-- START INPUT ROWS --

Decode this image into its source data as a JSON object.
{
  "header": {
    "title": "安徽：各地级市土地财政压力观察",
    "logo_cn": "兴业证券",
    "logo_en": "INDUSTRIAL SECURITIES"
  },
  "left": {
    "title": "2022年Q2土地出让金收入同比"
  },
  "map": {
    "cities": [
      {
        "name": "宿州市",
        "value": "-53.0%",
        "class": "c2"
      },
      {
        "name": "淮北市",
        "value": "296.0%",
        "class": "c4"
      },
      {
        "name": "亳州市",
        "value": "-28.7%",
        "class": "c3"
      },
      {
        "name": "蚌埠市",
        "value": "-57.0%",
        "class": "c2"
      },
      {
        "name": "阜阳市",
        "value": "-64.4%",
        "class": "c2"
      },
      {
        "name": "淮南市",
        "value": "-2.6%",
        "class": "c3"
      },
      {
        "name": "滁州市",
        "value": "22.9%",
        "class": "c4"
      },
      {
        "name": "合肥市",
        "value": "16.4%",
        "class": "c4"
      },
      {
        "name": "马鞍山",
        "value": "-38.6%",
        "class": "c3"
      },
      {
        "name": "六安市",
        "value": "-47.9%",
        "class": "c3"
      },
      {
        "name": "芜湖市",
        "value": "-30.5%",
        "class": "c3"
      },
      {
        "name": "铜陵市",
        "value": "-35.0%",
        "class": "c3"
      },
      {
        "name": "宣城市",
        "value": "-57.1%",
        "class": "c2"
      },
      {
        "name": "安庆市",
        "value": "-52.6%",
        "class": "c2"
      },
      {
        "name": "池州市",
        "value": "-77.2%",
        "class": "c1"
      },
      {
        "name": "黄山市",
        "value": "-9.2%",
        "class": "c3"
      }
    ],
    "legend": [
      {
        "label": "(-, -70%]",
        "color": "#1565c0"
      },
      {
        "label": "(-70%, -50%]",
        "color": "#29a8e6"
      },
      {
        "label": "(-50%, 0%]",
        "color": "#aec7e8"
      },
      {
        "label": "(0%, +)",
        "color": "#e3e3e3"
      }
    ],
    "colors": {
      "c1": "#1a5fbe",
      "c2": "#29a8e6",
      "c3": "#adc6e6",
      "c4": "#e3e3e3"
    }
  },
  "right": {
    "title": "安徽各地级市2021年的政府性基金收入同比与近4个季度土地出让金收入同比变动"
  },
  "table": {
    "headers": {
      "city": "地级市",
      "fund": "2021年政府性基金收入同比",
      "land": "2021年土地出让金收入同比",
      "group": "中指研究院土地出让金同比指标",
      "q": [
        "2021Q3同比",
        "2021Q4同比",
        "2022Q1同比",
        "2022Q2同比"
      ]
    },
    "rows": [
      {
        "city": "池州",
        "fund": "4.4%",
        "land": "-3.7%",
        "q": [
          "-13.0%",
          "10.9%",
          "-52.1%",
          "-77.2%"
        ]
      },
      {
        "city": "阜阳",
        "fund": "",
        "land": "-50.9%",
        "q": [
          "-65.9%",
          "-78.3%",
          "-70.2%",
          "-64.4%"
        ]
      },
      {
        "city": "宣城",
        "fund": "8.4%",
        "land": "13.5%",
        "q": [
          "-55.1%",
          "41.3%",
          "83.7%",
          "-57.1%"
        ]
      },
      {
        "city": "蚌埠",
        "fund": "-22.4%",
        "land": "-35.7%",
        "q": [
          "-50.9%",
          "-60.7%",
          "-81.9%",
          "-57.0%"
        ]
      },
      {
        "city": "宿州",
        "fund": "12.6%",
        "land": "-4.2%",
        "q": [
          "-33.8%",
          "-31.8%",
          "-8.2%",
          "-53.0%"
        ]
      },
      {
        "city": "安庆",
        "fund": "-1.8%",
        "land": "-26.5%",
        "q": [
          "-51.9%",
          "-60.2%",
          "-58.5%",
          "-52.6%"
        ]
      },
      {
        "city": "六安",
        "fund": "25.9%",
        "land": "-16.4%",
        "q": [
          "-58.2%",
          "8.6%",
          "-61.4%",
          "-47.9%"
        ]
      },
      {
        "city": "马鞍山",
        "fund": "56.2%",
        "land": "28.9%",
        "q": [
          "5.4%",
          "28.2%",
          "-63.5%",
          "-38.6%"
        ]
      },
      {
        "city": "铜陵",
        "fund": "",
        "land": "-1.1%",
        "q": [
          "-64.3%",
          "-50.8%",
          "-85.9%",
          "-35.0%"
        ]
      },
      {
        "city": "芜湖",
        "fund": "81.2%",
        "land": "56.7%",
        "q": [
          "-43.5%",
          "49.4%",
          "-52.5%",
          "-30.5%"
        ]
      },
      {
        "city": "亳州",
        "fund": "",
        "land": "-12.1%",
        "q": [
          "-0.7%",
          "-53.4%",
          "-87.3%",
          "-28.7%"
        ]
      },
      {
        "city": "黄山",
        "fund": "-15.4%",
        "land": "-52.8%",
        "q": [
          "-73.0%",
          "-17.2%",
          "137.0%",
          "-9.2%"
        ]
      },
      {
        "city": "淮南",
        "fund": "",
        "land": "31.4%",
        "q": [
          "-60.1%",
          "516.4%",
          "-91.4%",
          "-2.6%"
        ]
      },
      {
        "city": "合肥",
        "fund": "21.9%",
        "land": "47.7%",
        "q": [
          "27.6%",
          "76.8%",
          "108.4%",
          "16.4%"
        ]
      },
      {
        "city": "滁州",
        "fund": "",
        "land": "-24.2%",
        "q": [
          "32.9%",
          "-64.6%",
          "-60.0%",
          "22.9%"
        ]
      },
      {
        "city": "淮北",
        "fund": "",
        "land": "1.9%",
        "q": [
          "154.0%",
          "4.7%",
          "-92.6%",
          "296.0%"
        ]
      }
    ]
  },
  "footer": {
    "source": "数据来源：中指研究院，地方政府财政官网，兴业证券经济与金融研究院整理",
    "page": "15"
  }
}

-- END INPUT ROWS --

**WHAT YOU ARE ASKED TO DO:**
Type the whole listing again, unaltered.

**EXPECTED OUTPUT:**
Decode this image into its source data as a JSON object.
{
  "header": {
    "title": "安徽：各地级市土地财政压力观察",
    "logo_cn": "兴业证券",
    "logo_en": "INDUSTRIAL SECURITIES"
  },
  "left": {
    "title": "2022年Q2土地出让金收入同比"
  },
  "map": {
    "cities": [
      {
        "name": "宿州市",
        "value": "-53.0%",
        "class": "c2"
      },
      {
        "name": "淮北市",
        "value": "296.0%",
        "class": "c4"
      },
      {
        "name": "亳州市",
        "value": "-28.7%",
        "class": "c3"
      },
      {
        "name": "蚌埠市",
        "value": "-57.0%",
        "class": "c2"
      },
      {
        "name": "阜阳市",
        "value": "-64.4%",
        "class": "c2"
      },
      {
        "name": "淮南市",
        "value": "-2.6%",
        "class": "c3"
      },
      {
        "name": "滁州市",
        "value": "22.9%",
        "class": "c4"
      },
      {
        "name": "合肥市",
        "value": "16.4%",
        "class": "c4"
      },
      {
        "name": "马鞍山",
        "value": "-38.6%",
        "class": "c3"
      },
      {
        "name": "六安市",
        "value": "-47.9%",
        "class": "c3"
      },
      {
        "name": "芜湖市",
        "value": "-30.5%",
        "class": "c3"
      },
      {
        "name": "铜陵市",
        "value": "-35.0%",
        "class": "c3"
      },
      {
        "name": "宣城市",
        "value": "-57.1%",
        "class": "c2"
      },
      {
        "name": "安庆市",
        "value": "-52.6%",
        "class": "c2"
      },
      {
        "name": "池州市",
        "value": "-77.2%",
        "class": "c1"
      },
      {
        "name": "黄山市",
        "value": "-9.2%",
        "class": "c3"
      }
    ],
    "legend": [
      {
        "label": "(-, -70%]",
        "color": "#1565c0"
      },
      {
        "label": "(-70%, -50%]",
        "color": "#29a8e6"
      },
      {
        "label": "(-50%, 0%]",
        "color": "#aec7e8"
      },
      {
        "label": "(0%, +)",
        "color": "#e3e3e3"
      }
    ],
    "colors": {
      "c1": "#1a5fbe",
      "c2": "#29a8e6",
      "c3": "#adc6e6",
      "c4": "#e3e3e3"
    }
  },
  "right": {
    "title": "安徽各地级市2021年的政府性基金收入同比与近4个季度土地出让金收入同比变动"
  },
  "table": {
    "headers": {
      "city": "地级市",
      "fund": "2021年政府性基金收入同比",
      "land": "2021年土地出让金收入同比",
      "group": "中指研究院土地出让金同比指标",
      "q": [
        "2021Q3同比",
        "2021Q4同比",
        "2022Q1同比",
        "2022Q2同比"
      ]
    },
    "rows": [
      {
        "city": "池州",
        "fund": "4.4%",
        "land": "-3.7%",
        "q": [
          "-13.0%",
          "10.9%",
          "-52.1%",
          "-77.2%"
        ]
      },
      {
        "city": "阜阳",
        "fund": "",
        "land": "-50.9%",
        "q": [
          "-65.9%",
          "-78.3%",
          "-70.2%",
          "-64.4%"
        ]
      },
      {
        "city": "宣城",
        "fund": "8.4%",
        "land": "13.5%",
        "q": [
          "-55.1%",
          "41.3%",
          "83.7%",
          "-57.1%"
        ]
      },
      {
        "city": "蚌埠",
        "fund": "-22.4%",
        "land": "-35.7%",
        "q": [
          "-50.9%",
          "-60.7%",
          "-81.9%",
          "-57.0%"
        ]
      },
      {
        "city": "宿州",
        "fund": "12.6%",
        "land": "-4.2%",
        "q": [
          "-33.8%",
          "-31.8%",
          "-8.2%",
          "-53.0%"
        ]
      },
      {
        "city": "安庆",
        "fund": "-1.8%",
        "land": "-26.5%",
        "q": [
          "-51.9%",
          "-60.2%",
          "-58.5%",
          "-52.6%"
        ]
      },
      {
        "city": "六安",
        "fund": "25.9%",
        "land": "-16.4%",
        "q": [
          "-58.2%",
          "8.6%",
          "-61.4%",
          "-47.9%"
        ]
      },
      {
        "city": "马鞍山",
        "fund": "56.2%",
        "land": "28.9%",
        "q": [
          "5.4%",
          "28.2%",
          "-63.5%",
          "-38.6%"
        ]
      },
      {
        "city": "铜陵",
        "fund": "",
        "land": "-1.1%",
        "q": [
          "-64.3%",
          "-50.8%",
          "-85.9%",
          "-35.0%"
        ]
      },
      {
        "city": "芜湖",
        "fund": "81.2%",
        "land": "56.7%",
        "q": [
          "-43.5%",
          "49.4%",
          "-52.5%",
          "-30.5%"
        ]
      },
      {
        "city": "亳州",
        "fund": "",
        "land": "-12.1%",
        "q": [
          "-0.7%",
          "-53.4%",
          "-87.3%",
          "-28.7%"
        ]
      },
      {
        "city": "黄山",
        "fund": "-15.4%",
        "land": "-52.8%",
        "q": [
          "-73.0%",
          "-17.2%",
          "137.0%",
          "-9.2%"
        ]
      },
      {
        "city": "淮南",
        "fund": "",
        "land": "31.4%",
        "q": [
          "-60.1%",
          "516.4%",
          "-91.4%",
          "-2.6%"
        ]
      },
      {
        "city": "合肥",
        "fund": "21.9%",
        "land": "47.7%",
        "q": [
          "27.6%",
          "76.8%",
          "108.4%",
          "16.4%"
        ]
      },
      {
        "city": "滁州",
        "fund": "",
        "land": "-24.2%",
        "q": [
          "32.9%",
          "-64.6%",
          "-60.0%",
          "22.9%"
        ]
      },
      {
        "city": "淮北",
        "fund": "",
        "land": "1.9%",
        "q": [
          "154.0%",
          "4.7%",
          "-92.6%",
          "296.0%"
        ]
      }
    ]
  },
  "footer": {
    "source": "数据来源：中指研究院，地方政府财政官网，兴业证券经济与金融研究院整理",
    "page": "15"
  }
}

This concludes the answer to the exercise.